*What the exercise asks*. Exclude the pictures; give every entry again exactly as written.

*Collected data*.
——

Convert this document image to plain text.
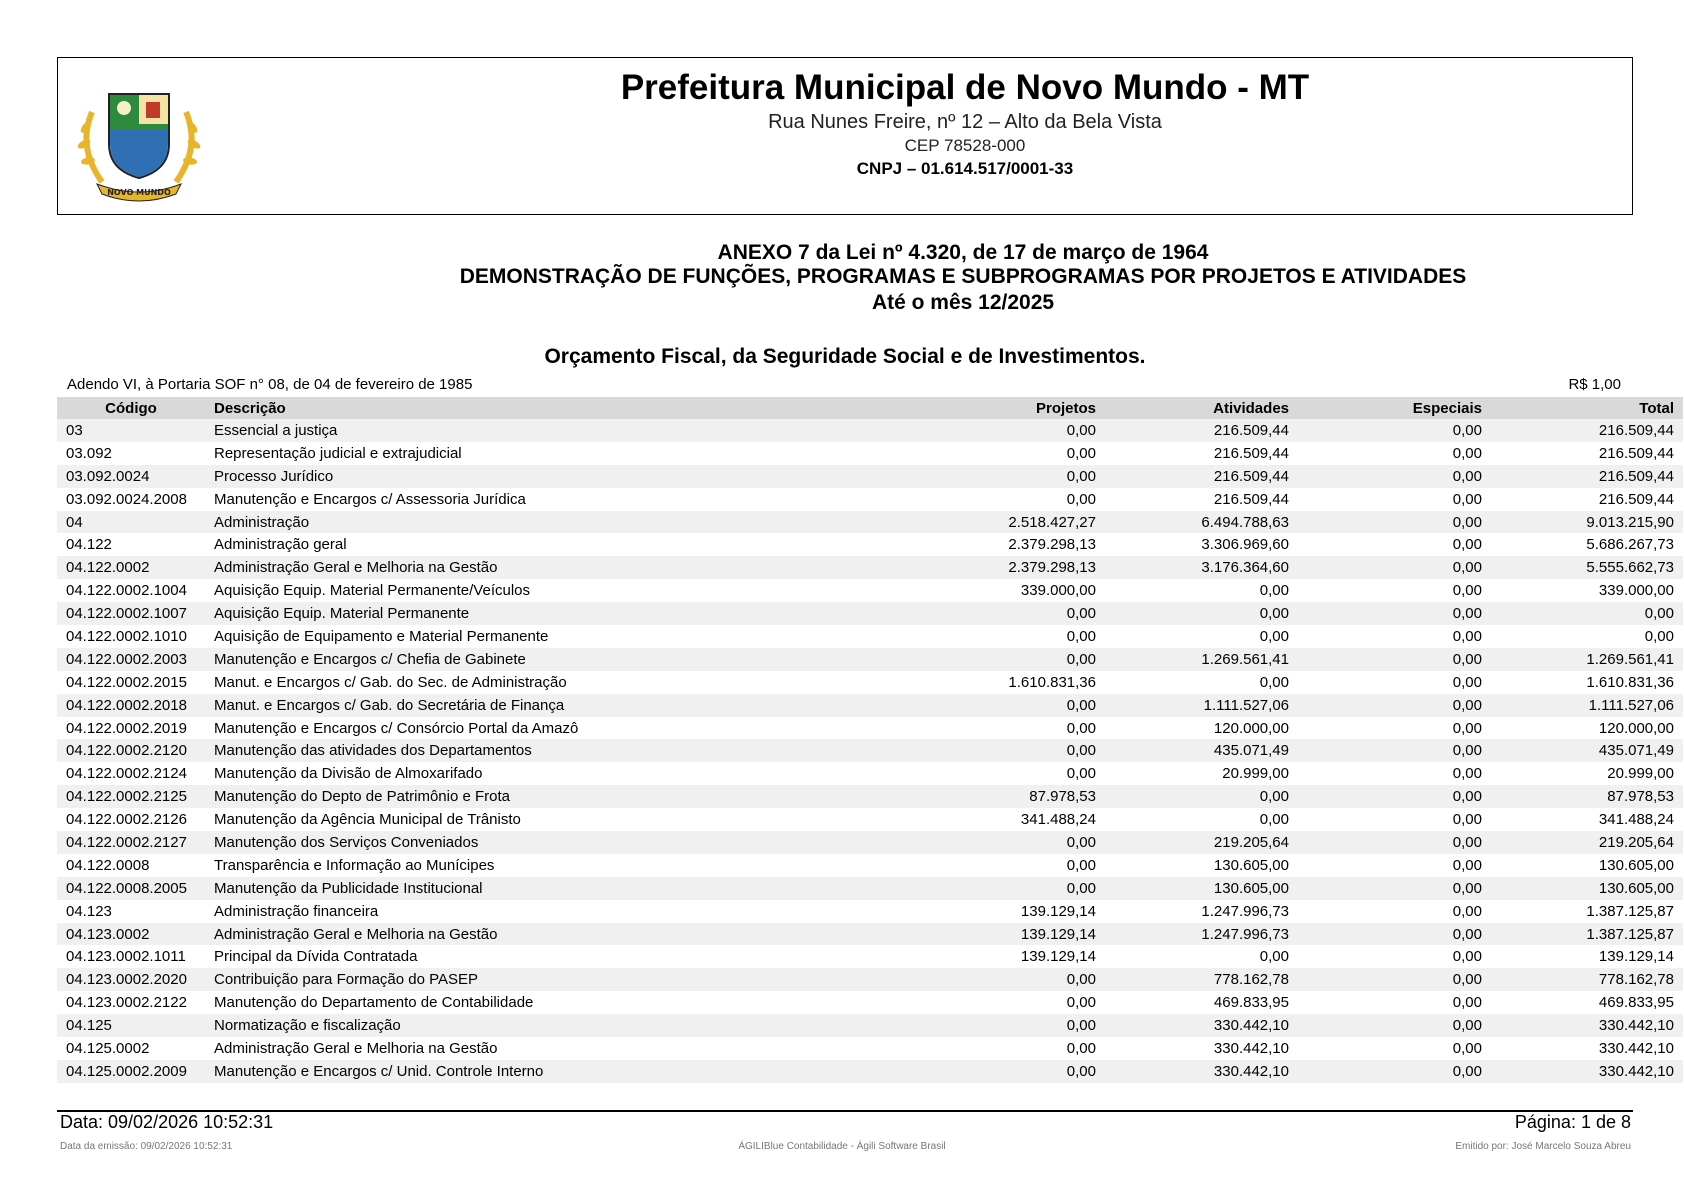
NOVO MUNDO
Prefeitura Municipal de Novo Mundo - MT
Rua Nunes Freire, nº 12 – Alto da Bela Vista
CEP 78528-000
CNPJ – 01.614.517/0001-33
ANEXO 7 da Lei nº 4.320, de 17 de março de 1964
DEMONSTRAÇÃO DE FUNÇÕES, PROGRAMAS E SUBPROGRAMAS POR PROJETOS E ATIVIDADES
Até o mês 12/2025
Orçamento Fiscal, da Seguridade Social e de Investimentos.
Adendo VI, à Portaria SOF n° 08, de 04 de fevereiro de 1985	R$ 1,00
Código	Descrição	Projetos	Atividades	Especiais	Total
03	Essencial a justiça	0,00	216.509,44	0,00	216.509,44
03.092	Representação judicial e extrajudicial	0,00	216.509,44	0,00	216.509,44
03.092.0024	Processo Jurídico	0,00	216.509,44	0,00	216.509,44
03.092.0024.2008	Manutenção e Encargos c/ Assessoria Jurídica	0,00	216.509,44	0,00	216.509,44
04	Administração	2.518.427,27	6.494.788,63	0,00	9.013.215,90
04.122	Administração geral	2.379.298,13	3.306.969,60	0,00	5.686.267,73
04.122.0002	Administração Geral e Melhoria na Gestão	2.379.298,13	3.176.364,60	0,00	5.555.662,73
04.122.0002.1004	Aquisição Equip. Material Permanente/Veículos	339.000,00	0,00	0,00	339.000,00
04.122.0002.1007	Aquisição Equip. Material Permanente	0,00	0,00	0,00	0,00
04.122.0002.1010	Aquisição de Equipamento e Material Permanente	0,00	0,00	0,00	0,00
04.122.0002.2003	Manutenção e Encargos c/ Chefia de Gabinete	0,00	1.269.561,41	0,00	1.269.561,41
04.122.0002.2015	Manut. e Encargos c/ Gab. do Sec. de Administração	1.610.831,36	0,00	0,00	1.610.831,36
04.122.0002.2018	Manut. e Encargos c/ Gab. do Secretária de Finança	0,00	1.111.527,06	0,00	1.111.527,06
04.122.0002.2019	Manutenção e Encargos c/ Consórcio Portal da Amazô	0,00	120.000,00	0,00	120.000,00
04.122.0002.2120	Manutenção das atividades dos Departamentos	0,00	435.071,49	0,00	435.071,49
04.122.0002.2124	Manutenção da Divisão de Almoxarifado	0,00	20.999,00	0,00	20.999,00
04.122.0002.2125	Manutenção do Depto de Patrimônio e Frota	87.978,53	0,00	0,00	87.978,53
04.122.0002.2126	Manutenção da Agência Municipal de Trânisto	341.488,24	0,00	0,00	341.488,24
04.122.0002.2127	Manutenção dos Serviços Conveniados	0,00	219.205,64	0,00	219.205,64
04.122.0008	Transparência e Informação ao Munícipes	0,00	130.605,00	0,00	130.605,00
04.122.0008.2005	Manutenção da Publicidade Institucional	0,00	130.605,00	0,00	130.605,00
04.123	Administração financeira	139.129,14	1.247.996,73	0,00	1.387.125,87
04.123.0002	Administração Geral e Melhoria na Gestão	139.129,14	1.247.996,73	0,00	1.387.125,87
04.123.0002.1011	Principal da Dívida Contratada	139.129,14	0,00	0,00	139.129,14
04.123.0002.2020	Contribuição para Formação do PASEP	0,00	778.162,78	0,00	778.162,78
04.123.0002.2122	Manutenção do Departamento de Contabilidade	0,00	469.833,95	0,00	469.833,95
04.125	Normatização e fiscalização	0,00	330.442,10	0,00	330.442,10
04.125.0002	Administração Geral e Melhoria na Gestão	0,00	330.442,10	0,00	330.442,10
04.125.0002.2009	Manutenção e Encargos c/ Unid. Controle Interno	0,00	330.442,10	0,00	330.442,10
Data: 09/02/2026 10:52:31	Página: 1 de 8
Data da emissão: 09/02/2026 10:52:31	ÁGILIBlue Contabilidade - Ágili Software Brasil	Emitido por: José Marcelo Souza Abreu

——

*Answer*.
Convert this document image to plain text.
NOVO MUNDO
Prefeitura Municipal de Novo Mundo - MT
Rua Nunes Freire, nº 12 – Alto da Bela Vista
CEP 78528-000
CNPJ – 01.614.517/0001-33
ANEXO 7 da Lei nº 4.320, de 17 de março de 1964
DEMONSTRAÇÃO DE FUNÇÕES, PROGRAMAS E SUBPROGRAMAS POR PROJETOS E ATIVIDADES
Até o mês 12/2025
Orçamento Fiscal, da Seguridade Social e de Investimentos.
Adendo VI, à Portaria SOF n° 08, de 04 de fevereiro de 1985	R$ 1,00
Código	Descrição	Projetos	Atividades	Especiais	Total
03	Essencial a justiça	0,00	216.509,44	0,00	216.509,44
03.092	Representação judicial e extrajudicial	0,00	216.509,44	0,00	216.509,44
03.092.0024	Processo Jurídico	0,00	216.509,44	0,00	216.509,44
03.092.0024.2008	Manutenção e Encargos c/ Assessoria Jurídica	0,00	216.509,44	0,00	216.509,44
04	Administração	2.518.427,27	6.494.788,63	0,00	9.013.215,90
04.122	Administração geral	2.379.298,13	3.306.969,60	0,00	5.686.267,73
04.122.0002	Administração Geral e Melhoria na Gestão	2.379.298,13	3.176.364,60	0,00	5.555.662,73
04.122.0002.1004	Aquisição Equip. Material Permanente/Veículos	339.000,00	0,00	0,00	339.000,00
04.122.0002.1007	Aquisição Equip. Material Permanente	0,00	0,00	0,00	0,00
04.122.0002.1010	Aquisição de Equipamento e Material Permanente	0,00	0,00	0,00	0,00
04.122.0002.2003	Manutenção e Encargos c/ Chefia de Gabinete	0,00	1.269.561,41	0,00	1.269.561,41
04.122.0002.2015	Manut. e Encargos c/ Gab. do Sec. de Administração	1.610.831,36	0,00	0,00	1.610.831,36
04.122.0002.2018	Manut. e Encargos c/ Gab. do Secretária de Finança	0,00	1.111.527,06	0,00	1.111.527,06
04.122.0002.2019	Manutenção e Encargos c/ Consórcio Portal da Amazô	0,00	120.000,00	0,00	120.000,00
04.122.0002.2120	Manutenção das atividades dos Departamentos	0,00	435.071,49	0,00	435.071,49
04.122.0002.2124	Manutenção da Divisão de Almoxarifado	0,00	20.999,00	0,00	20.999,00
04.122.0002.2125	Manutenção do Depto de Patrimônio e Frota	87.978,53	0,00	0,00	87.978,53
04.122.0002.2126	Manutenção da Agência Municipal de Trânisto	341.488,24	0,00	0,00	341.488,24
04.122.0002.2127	Manutenção dos Serviços Conveniados	0,00	219.205,64	0,00	219.205,64
04.122.0008	Transparência e Informação ao Munícipes	0,00	130.605,00	0,00	130.605,00
04.122.0008.2005	Manutenção da Publicidade Institucional	0,00	130.605,00	0,00	130.605,00
04.123	Administração financeira	139.129,14	1.247.996,73	0,00	1.387.125,87
04.123.0002	Administração Geral e Melhoria na Gestão	139.129,14	1.247.996,73	0,00	1.387.125,87
04.123.0002.1011	Principal da Dívida Contratada	139.129,14	0,00	0,00	139.129,14
04.123.0002.2020	Contribuição para Formação do PASEP	0,00	778.162,78	0,00	778.162,78
04.123.0002.2122	Manutenção do Departamento de Contabilidade	0,00	469.833,95	0,00	469.833,95
04.125	Normatização e fiscalização	0,00	330.442,10	0,00	330.442,10
04.125.0002	Administração Geral e Melhoria na Gestão	0,00	330.442,10	0,00	330.442,10
04.125.0002.2009	Manutenção e Encargos c/ Unid. Controle Interno	0,00	330.442,10	0,00	330.442,10
Data: 09/02/2026 10:52:31	Página: 1 de 8
Data da emissão: 09/02/2026 10:52:31	ÁGILIBlue Contabilidade - Ágili Software Brasil	Emitido por: José Marcelo Souza Abreu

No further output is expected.